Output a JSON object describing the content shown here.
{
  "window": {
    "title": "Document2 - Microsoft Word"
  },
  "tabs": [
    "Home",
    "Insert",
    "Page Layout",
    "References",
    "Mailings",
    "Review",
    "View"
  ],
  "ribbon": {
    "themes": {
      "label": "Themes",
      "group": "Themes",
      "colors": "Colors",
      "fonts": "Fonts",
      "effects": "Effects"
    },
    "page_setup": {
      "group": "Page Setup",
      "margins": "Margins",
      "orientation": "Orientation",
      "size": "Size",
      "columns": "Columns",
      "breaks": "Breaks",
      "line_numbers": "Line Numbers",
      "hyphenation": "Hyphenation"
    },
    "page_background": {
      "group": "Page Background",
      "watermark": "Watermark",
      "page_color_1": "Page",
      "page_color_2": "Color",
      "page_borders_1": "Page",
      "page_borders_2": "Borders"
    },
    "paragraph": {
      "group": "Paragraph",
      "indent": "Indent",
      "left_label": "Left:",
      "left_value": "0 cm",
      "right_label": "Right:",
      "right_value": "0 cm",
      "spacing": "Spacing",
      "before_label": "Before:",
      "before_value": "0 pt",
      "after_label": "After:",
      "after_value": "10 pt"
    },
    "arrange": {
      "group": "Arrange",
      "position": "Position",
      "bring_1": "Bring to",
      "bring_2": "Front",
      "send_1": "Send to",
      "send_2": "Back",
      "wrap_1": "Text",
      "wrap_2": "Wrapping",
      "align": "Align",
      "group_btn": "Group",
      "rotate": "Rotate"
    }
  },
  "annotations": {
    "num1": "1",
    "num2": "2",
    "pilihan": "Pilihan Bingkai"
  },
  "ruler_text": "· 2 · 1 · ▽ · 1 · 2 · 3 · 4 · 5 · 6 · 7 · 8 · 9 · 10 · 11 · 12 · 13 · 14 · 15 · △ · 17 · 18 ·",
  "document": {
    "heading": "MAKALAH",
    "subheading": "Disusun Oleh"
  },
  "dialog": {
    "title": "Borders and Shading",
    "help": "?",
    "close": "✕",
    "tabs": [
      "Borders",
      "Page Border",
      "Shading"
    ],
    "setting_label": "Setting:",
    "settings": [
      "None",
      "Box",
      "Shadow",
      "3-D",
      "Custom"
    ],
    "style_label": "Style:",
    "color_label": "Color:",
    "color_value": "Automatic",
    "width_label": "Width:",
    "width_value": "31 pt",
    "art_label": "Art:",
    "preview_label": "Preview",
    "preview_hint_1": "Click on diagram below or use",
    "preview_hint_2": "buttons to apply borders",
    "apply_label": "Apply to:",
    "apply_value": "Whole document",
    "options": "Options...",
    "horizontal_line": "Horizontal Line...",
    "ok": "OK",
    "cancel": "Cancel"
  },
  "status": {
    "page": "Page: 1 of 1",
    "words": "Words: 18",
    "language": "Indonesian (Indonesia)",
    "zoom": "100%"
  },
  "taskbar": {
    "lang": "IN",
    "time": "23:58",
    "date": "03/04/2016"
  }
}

● **Exercise prompt**:
Reproduce each record exactly as it appears.

● **The response**:
Output a JSON object describing the content shown here.
{
  "window": {
    "title": "Document2 - Microsoft Word"
  },
  "tabs": [
    "Home",
    "Insert",
    "Page Layout",
    "References",
    "Mailings",
    "Review",
    "View"
  ],
  "ribbon": {
    "themes": {
      "label": "Themes",
      "group": "Themes",
      "colors": "Colors",
      "fonts": "Fonts",
      "effects": "Effects"
    },
    "page_setup": {
      "group": "Page Setup",
      "margins": "Margins",
      "orientation": "Orientation",
      "size": "Size",
      "columns": "Columns",
      "breaks": "Breaks",
      "line_numbers": "Line Numbers",
      "hyphenation": "Hyphenation"
    },
    "page_background": {
      "group": "Page Background",
      "watermark": "Watermark",
      "page_color_1": "Page",
      "page_color_2": "Color",
      "page_borders_1": "Page",
      "page_borders_2": "Borders"
    },
    "paragraph": {
      "group": "Paragraph",
      "indent": "Indent",
      "left_label": "Left:",
      "left_value": "0 cm",
      "right_label": "Right:",
      "right_value": "0 cm",
      "spacing": "Spacing",
      "before_label": "Before:",
      "before_value": "0 pt",
      "after_label": "After:",
      "after_value": "10 pt"
    },
    "arrange": {
      "group": "Arrange",
      "position": "Position",
      "bring_1": "Bring to",
      "bring_2": "Front",
      "send_1": "Send to",
      "send_2": "Back",
      "wrap_1": "Text",
      "wrap_2": "Wrapping",
      "align": "Align",
      "group_btn": "Group",
      "rotate": "Rotate"
    }
  },
  "annotations": {
    "num1": "1",
    "num2": "2",
    "pilihan": "Pilihan Bingkai"
  },
  "ruler_text": "· 2 · 1 · ▽ · 1 · 2 · 3 · 4 · 5 · 6 · 7 · 8 · 9 · 10 · 11 · 12 · 13 · 14 · 15 · △ · 17 · 18 ·",
  "document": {
    "heading": "MAKALAH",
    "subheading": "Disusun Oleh"
  },
  "dialog": {
    "title": "Borders and Shading",
    "help": "?",
    "close": "✕",
    "tabs": [
      "Borders",
      "Page Border",
      "Shading"
    ],
    "setting_label": "Setting:",
    "settings": [
      "None",
      "Box",
      "Shadow",
      "3-D",
      "Custom"
    ],
    "style_label": "Style:",
    "color_label": "Color:",
    "color_value": "Automatic",
    "width_label": "Width:",
    "width_value": "31 pt",
    "art_label": "Art:",
    "preview_label": "Preview",
    "preview_hint_1": "Click on diagram below or use",
    "preview_hint_2": "buttons to apply borders",
    "apply_label": "Apply to:",
    "apply_value": "Whole document",
    "options": "Options...",
    "horizontal_line": "Horizontal Line...",
    "ok": "OK",
    "cancel": "Cancel"
  },
  "status": {
    "page": "Page: 1 of 1",
    "words": "Words: 18",
    "language": "Indonesian (Indonesia)",
    "zoom": "100%"
  },
  "taskbar": {
    "lang": "IN",
    "time": "23:58",
    "date": "03/04/2016"
  }
}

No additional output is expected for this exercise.